WORK REQUIRED:
Output the data exactly, with every line intact.

+ + +

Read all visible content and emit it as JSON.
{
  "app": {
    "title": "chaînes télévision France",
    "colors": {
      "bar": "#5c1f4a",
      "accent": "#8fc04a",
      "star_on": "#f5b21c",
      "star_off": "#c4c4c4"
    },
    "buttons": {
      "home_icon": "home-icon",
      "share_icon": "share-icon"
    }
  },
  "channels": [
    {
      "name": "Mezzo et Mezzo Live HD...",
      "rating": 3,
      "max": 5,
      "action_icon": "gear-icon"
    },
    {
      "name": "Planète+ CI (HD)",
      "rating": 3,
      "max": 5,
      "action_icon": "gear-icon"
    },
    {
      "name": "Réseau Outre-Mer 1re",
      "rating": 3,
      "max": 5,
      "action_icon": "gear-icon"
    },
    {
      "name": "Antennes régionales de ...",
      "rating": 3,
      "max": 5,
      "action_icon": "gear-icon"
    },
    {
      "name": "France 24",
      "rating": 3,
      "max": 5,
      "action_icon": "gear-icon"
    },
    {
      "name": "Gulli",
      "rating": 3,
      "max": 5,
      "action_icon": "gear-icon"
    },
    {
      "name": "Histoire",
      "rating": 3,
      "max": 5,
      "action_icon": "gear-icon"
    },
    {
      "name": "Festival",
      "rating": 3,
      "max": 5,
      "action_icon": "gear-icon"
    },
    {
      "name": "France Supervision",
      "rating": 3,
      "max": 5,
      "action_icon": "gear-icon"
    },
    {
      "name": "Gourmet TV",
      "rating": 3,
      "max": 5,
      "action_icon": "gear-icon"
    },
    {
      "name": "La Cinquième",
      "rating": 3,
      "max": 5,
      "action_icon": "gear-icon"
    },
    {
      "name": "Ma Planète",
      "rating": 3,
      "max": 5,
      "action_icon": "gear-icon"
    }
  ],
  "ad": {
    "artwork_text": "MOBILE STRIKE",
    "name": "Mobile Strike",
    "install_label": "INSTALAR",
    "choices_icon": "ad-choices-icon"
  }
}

+ + +

CORRECT OUTPUT:
Read all visible content and emit it as JSON.
{
  "app": {
    "title": "chaînes télévision France",
    "colors": {
      "bar": "#5c1f4a",
      "accent": "#8fc04a",
      "star_on": "#f5b21c",
      "star_off": "#c4c4c4"
    },
    "buttons": {
      "home_icon": "home-icon",
      "share_icon": "share-icon"
    }
  },
  "channels": [
    {
      "name": "Mezzo et Mezzo Live HD...",
      "rating": 3,
      "max": 5,
      "action_icon": "gear-icon"
    },
    {
      "name": "Planète+ CI (HD)",
      "rating": 3,
      "max": 5,
      "action_icon": "gear-icon"
    },
    {
      "name": "Réseau Outre-Mer 1re",
      "rating": 3,
      "max": 5,
      "action_icon": "gear-icon"
    },
    {
      "name": "Antennes régionales de ...",
      "rating": 3,
      "max": 5,
      "action_icon": "gear-icon"
    },
    {
      "name": "France 24",
      "rating": 3,
      "max": 5,
      "action_icon": "gear-icon"
    },
    {
      "name": "Gulli",
      "rating": 3,
      "max": 5,
      "action_icon": "gear-icon"
    },
    {
      "name": "Histoire",
      "rating": 3,
      "max": 5,
      "action_icon": "gear-icon"
    },
    {
      "name": "Festival",
      "rating": 3,
      "max": 5,
      "action_icon": "gear-icon"
    },
    {
      "name": "France Supervision",
      "rating": 3,
      "max": 5,
      "action_icon": "gear-icon"
    },
    {
      "name": "Gourmet TV",
      "rating": 3,
      "max": 5,
      "action_icon": "gear-icon"
    },
    {
      "name": "La Cinquième",
      "rating": 3,
      "max": 5,
      "action_icon": "gear-icon"
    },
    {
      "name": "Ma Planète",
      "rating": 3,
      "max": 5,
      "action_icon": "gear-icon"
    }
  ],
  "ad": {
    "artwork_text": "MOBILE STRIKE",
    "name": "Mobile Strike",
    "install_label": "INSTALAR",
    "choices_icon": "ad-choices-icon"
  }
}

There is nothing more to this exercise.